## start Raw data

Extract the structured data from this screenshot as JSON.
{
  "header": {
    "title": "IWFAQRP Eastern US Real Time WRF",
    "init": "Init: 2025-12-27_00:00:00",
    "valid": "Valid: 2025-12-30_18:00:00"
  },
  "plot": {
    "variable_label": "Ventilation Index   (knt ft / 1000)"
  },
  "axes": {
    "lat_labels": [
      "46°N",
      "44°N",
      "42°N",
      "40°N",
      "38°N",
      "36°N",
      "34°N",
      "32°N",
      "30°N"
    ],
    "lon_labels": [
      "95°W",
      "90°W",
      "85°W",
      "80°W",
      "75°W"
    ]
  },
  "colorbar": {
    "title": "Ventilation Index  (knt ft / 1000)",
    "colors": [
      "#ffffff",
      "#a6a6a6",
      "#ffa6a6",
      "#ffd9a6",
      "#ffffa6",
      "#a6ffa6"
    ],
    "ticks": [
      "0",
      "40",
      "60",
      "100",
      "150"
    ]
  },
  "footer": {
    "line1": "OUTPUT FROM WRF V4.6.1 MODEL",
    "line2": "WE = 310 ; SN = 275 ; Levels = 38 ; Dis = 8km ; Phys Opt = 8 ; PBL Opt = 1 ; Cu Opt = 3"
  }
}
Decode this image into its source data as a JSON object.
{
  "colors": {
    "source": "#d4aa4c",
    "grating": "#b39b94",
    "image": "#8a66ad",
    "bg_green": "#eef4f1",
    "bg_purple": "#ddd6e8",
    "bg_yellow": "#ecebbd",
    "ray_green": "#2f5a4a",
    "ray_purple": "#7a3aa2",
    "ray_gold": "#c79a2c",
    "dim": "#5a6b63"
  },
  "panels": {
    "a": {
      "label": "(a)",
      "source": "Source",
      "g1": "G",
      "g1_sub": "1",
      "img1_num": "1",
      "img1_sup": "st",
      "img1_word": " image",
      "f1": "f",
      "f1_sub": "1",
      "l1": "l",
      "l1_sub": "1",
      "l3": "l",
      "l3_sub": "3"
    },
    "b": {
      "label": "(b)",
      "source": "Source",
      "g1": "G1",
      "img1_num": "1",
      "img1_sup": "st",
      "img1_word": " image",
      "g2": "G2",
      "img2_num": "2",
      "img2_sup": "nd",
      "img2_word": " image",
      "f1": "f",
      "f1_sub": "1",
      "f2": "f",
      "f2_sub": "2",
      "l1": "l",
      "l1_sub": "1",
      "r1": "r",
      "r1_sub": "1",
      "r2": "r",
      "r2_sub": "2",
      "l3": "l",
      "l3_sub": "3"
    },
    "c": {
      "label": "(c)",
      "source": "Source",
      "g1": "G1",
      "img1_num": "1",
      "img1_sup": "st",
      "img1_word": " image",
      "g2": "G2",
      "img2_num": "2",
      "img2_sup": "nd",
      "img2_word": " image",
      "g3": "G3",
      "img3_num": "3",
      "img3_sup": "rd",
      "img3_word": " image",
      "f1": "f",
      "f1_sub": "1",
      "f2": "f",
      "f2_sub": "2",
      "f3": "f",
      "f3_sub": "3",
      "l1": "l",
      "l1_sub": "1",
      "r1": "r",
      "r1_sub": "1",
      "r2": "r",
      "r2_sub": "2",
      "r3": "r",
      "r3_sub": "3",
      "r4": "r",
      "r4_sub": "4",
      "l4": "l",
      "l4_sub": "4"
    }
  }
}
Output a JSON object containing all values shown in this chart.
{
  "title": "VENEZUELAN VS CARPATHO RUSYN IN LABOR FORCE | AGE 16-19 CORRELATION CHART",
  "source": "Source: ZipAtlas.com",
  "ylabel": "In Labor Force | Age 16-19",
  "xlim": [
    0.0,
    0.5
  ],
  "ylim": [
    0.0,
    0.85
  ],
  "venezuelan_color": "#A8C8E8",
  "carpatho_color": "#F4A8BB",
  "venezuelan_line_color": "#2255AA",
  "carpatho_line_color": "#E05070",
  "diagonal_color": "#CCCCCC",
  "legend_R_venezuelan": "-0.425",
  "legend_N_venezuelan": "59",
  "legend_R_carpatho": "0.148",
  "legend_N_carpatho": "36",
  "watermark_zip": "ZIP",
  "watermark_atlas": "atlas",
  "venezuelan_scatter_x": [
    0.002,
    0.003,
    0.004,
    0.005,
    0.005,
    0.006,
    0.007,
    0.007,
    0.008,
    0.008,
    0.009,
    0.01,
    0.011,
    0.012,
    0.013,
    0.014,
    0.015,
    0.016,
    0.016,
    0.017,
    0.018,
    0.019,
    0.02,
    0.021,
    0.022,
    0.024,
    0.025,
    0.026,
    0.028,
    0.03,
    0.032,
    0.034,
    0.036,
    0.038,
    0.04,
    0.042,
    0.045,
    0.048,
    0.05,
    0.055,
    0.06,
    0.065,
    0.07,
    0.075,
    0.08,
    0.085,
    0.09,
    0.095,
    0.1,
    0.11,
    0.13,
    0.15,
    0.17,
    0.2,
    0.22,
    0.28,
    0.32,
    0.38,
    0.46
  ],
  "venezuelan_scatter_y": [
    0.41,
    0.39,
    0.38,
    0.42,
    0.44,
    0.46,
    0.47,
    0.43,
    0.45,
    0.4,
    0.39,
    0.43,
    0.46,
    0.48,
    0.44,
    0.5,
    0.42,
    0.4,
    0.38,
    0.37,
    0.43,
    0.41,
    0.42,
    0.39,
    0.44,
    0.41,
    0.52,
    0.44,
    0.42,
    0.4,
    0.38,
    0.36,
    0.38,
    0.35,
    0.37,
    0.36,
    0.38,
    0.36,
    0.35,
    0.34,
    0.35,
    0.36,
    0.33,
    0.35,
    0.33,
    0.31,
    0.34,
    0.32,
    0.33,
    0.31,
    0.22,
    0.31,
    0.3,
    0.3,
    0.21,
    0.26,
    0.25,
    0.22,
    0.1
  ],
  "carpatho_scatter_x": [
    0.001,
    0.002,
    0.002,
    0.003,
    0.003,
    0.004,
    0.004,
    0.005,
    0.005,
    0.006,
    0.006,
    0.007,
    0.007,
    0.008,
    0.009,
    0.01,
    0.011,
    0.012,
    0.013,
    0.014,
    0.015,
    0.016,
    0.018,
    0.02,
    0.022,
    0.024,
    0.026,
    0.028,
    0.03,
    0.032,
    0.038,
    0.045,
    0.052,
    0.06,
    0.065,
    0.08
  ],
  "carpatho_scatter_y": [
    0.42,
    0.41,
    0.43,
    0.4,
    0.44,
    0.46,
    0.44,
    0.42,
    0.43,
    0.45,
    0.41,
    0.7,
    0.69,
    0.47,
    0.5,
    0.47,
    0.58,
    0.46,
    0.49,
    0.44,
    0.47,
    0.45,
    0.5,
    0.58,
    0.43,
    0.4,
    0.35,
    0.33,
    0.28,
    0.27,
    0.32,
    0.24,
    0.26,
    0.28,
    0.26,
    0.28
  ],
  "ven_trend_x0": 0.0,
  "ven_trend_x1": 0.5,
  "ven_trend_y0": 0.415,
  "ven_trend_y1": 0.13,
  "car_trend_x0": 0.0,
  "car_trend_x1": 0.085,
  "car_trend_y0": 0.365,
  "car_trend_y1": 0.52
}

## end Raw data

• [Do this]: Exactly as they are written, print the entries again.

• [Answer in full]:
Extract the structured data from this screenshot as JSON.
{
  "header": {
    "title": "IWFAQRP Eastern US Real Time WRF",
    "init": "Init: 2025-12-27_00:00:00",
    "valid": "Valid: 2025-12-30_18:00:00"
  },
  "plot": {
    "variable_label": "Ventilation Index   (knt ft / 1000)"
  },
  "axes": {
    "lat_labels": [
      "46°N",
      "44°N",
      "42°N",
      "40°N",
      "38°N",
      "36°N",
      "34°N",
      "32°N",
      "30°N"
    ],
    "lon_labels": [
      "95°W",
      "90°W",
      "85°W",
      "80°W",
      "75°W"
    ]
  },
  "colorbar": {
    "title": "Ventilation Index  (knt ft / 1000)",
    "colors": [
      "#ffffff",
      "#a6a6a6",
      "#ffa6a6",
      "#ffd9a6",
      "#ffffa6",
      "#a6ffa6"
    ],
    "ticks": [
      "0",
      "40",
      "60",
      "100",
      "150"
    ]
  },
  "footer": {
    "line1": "OUTPUT FROM WRF V4.6.1 MODEL",
    "line2": "WE = 310 ; SN = 275 ; Levels = 38 ; Dis = 8km ; Phys Opt = 8 ; PBL Opt = 1 ; Cu Opt = 3"
  }
}
Decode this image into its source data as a JSON object.
{
  "colors": {
    "source": "#d4aa4c",
    "grating": "#b39b94",
    "image": "#8a66ad",
    "bg_green": "#eef4f1",
    "bg_purple": "#ddd6e8",
    "bg_yellow": "#ecebbd",
    "ray_green": "#2f5a4a",
    "ray_purple": "#7a3aa2",
    "ray_gold": "#c79a2c",
    "dim": "#5a6b63"
  },
  "panels": {
    "a": {
      "label": "(a)",
      "source": "Source",
      "g1": "G",
      "g1_sub": "1",
      "img1_num": "1",
      "img1_sup": "st",
      "img1_word": " image",
      "f1": "f",
      "f1_sub": "1",
      "l1": "l",
      "l1_sub": "1",
      "l3": "l",
      "l3_sub": "3"
    },
    "b": {
      "label": "(b)",
      "source": "Source",
      "g1": "G1",
      "img1_num": "1",
      "img1_sup": "st",
      "img1_word": " image",
      "g2": "G2",
      "img2_num": "2",
      "img2_sup": "nd",
      "img2_word": " image",
      "f1": "f",
      "f1_sub": "1",
      "f2": "f",
      "f2_sub": "2",
      "l1": "l",
      "l1_sub": "1",
      "r1": "r",
      "r1_sub": "1",
      "r2": "r",
      "r2_sub": "2",
      "l3": "l",
      "l3_sub": "3"
    },
    "c": {
      "label": "(c)",
      "source": "Source",
      "g1": "G1",
      "img1_num": "1",
      "img1_sup": "st",
      "img1_word": " image",
      "g2": "G2",
      "img2_num": "2",
      "img2_sup": "nd",
      "img2_word": " image",
      "g3": "G3",
      "img3_num": "3",
      "img3_sup": "rd",
      "img3_word": " image",
      "f1": "f",
      "f1_sub": "1",
      "f2": "f",
      "f2_sub": "2",
      "f3": "f",
      "f3_sub": "3",
      "l1": "l",
      "l1_sub": "1",
      "r1": "r",
      "r1_sub": "1",
      "r2": "r",
      "r2_sub": "2",
      "r3": "r",
      "r3_sub": "3",
      "r4": "r",
      "r4_sub": "4",
      "l4": "l",
      "l4_sub": "4"
    }
  }
}
Output a JSON object containing all values shown in this chart.
{
  "title": "VENEZUELAN VS CARPATHO RUSYN IN LABOR FORCE | AGE 16-19 CORRELATION CHART",
  "source": "Source: ZipAtlas.com",
  "ylabel": "In Labor Force | Age 16-19",
  "xlim": [
    0.0,
    0.5
  ],
  "ylim": [
    0.0,
    0.85
  ],
  "venezuelan_color": "#A8C8E8",
  "carpatho_color": "#F4A8BB",
  "venezuelan_line_color": "#2255AA",
  "carpatho_line_color": "#E05070",
  "diagonal_color": "#CCCCCC",
  "legend_R_venezuelan": "-0.425",
  "legend_N_venezuelan": "59",
  "legend_R_carpatho": "0.148",
  "legend_N_carpatho": "36",
  "watermark_zip": "ZIP",
  "watermark_atlas": "atlas",
  "venezuelan_scatter_x": [
    0.002,
    0.003,
    0.004,
    0.005,
    0.005,
    0.006,
    0.007,
    0.007,
    0.008,
    0.008,
    0.009,
    0.01,
    0.011,
    0.012,
    0.013,
    0.014,
    0.015,
    0.016,
    0.016,
    0.017,
    0.018,
    0.019,
    0.02,
    0.021,
    0.022,
    0.024,
    0.025,
    0.026,
    0.028,
    0.03,
    0.032,
    0.034,
    0.036,
    0.038,
    0.04,
    0.042,
    0.045,
    0.048,
    0.05,
    0.055,
    0.06,
    0.065,
    0.07,
    0.075,
    0.08,
    0.085,
    0.09,
    0.095,
    0.1,
    0.11,
    0.13,
    0.15,
    0.17,
    0.2,
    0.22,
    0.28,
    0.32,
    0.38,
    0.46
  ],
  "venezuelan_scatter_y": [
    0.41,
    0.39,
    0.38,
    0.42,
    0.44,
    0.46,
    0.47,
    0.43,
    0.45,
    0.4,
    0.39,
    0.43,
    0.46,
    0.48,
    0.44,
    0.5,
    0.42,
    0.4,
    0.38,
    0.37,
    0.43,
    0.41,
    0.42,
    0.39,
    0.44,
    0.41,
    0.52,
    0.44,
    0.42,
    0.4,
    0.38,
    0.36,
    0.38,
    0.35,
    0.37,
    0.36,
    0.38,
    0.36,
    0.35,
    0.34,
    0.35,
    0.36,
    0.33,
    0.35,
    0.33,
    0.31,
    0.34,
    0.32,
    0.33,
    0.31,
    0.22,
    0.31,
    0.3,
    0.3,
    0.21,
    0.26,
    0.25,
    0.22,
    0.1
  ],
  "carpatho_scatter_x": [
    0.001,
    0.002,
    0.002,
    0.003,
    0.003,
    0.004,
    0.004,
    0.005,
    0.005,
    0.006,
    0.006,
    0.007,
    0.007,
    0.008,
    0.009,
    0.01,
    0.011,
    0.012,
    0.013,
    0.014,
    0.015,
    0.016,
    0.018,
    0.02,
    0.022,
    0.024,
    0.026,
    0.028,
    0.03,
    0.032,
    0.038,
    0.045,
    0.052,
    0.06,
    0.065,
    0.08
  ],
  "carpatho_scatter_y": [
    0.42,
    0.41,
    0.43,
    0.4,
    0.44,
    0.46,
    0.44,
    0.42,
    0.43,
    0.45,
    0.41,
    0.7,
    0.69,
    0.47,
    0.5,
    0.47,
    0.58,
    0.46,
    0.49,
    0.44,
    0.47,
    0.45,
    0.5,
    0.58,
    0.43,
    0.4,
    0.35,
    0.33,
    0.28,
    0.27,
    0.32,
    0.24,
    0.26,
    0.28,
    0.26,
    0.28
  ],
  "ven_trend_x0": 0.0,
  "ven_trend_x1": 0.5,
  "ven_trend_y0": 0.415,
  "ven_trend_y1": 0.13,
  "car_trend_x0": 0.0,
  "car_trend_x1": 0.085,
  "car_trend_y0": 0.365,
  "car_trend_y1": 0.52
}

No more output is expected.